» **Exercise objective**:
Reproduce the following records line for line, without any alteration.

» **Exercise input**:
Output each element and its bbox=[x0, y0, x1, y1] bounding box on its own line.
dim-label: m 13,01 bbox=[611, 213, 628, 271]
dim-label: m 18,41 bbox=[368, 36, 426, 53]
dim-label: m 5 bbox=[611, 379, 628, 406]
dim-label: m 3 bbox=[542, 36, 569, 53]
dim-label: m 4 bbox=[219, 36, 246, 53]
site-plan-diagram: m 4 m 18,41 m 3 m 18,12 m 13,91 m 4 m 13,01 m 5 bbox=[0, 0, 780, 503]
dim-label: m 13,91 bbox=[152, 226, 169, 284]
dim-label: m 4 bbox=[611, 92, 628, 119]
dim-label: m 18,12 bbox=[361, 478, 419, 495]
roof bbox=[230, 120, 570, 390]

» **Result of this exercise**:
Output each element and its bbox=[x0, y0, x1, y1] bounding box on its own line.
dim-label: m 13,01 bbox=[611, 213, 628, 271]
dim-label: m 18,41 bbox=[368, 36, 426, 53]
dim-label: m 5 bbox=[611, 379, 628, 406]
dim-label: m 3 bbox=[542, 36, 569, 53]
dim-label: m 4 bbox=[219, 36, 246, 53]
site-plan-diagram: m 4 m 18,41 m 3 m 18,12 m 13,91 m 4 m 13,01 m 5 bbox=[0, 0, 780, 503]
dim-label: m 13,91 bbox=[152, 226, 169, 284]
dim-label: m 4 bbox=[611, 92, 628, 119]
dim-label: m 18,12 bbox=[361, 478, 419, 495]
roof bbox=[230, 120, 570, 390]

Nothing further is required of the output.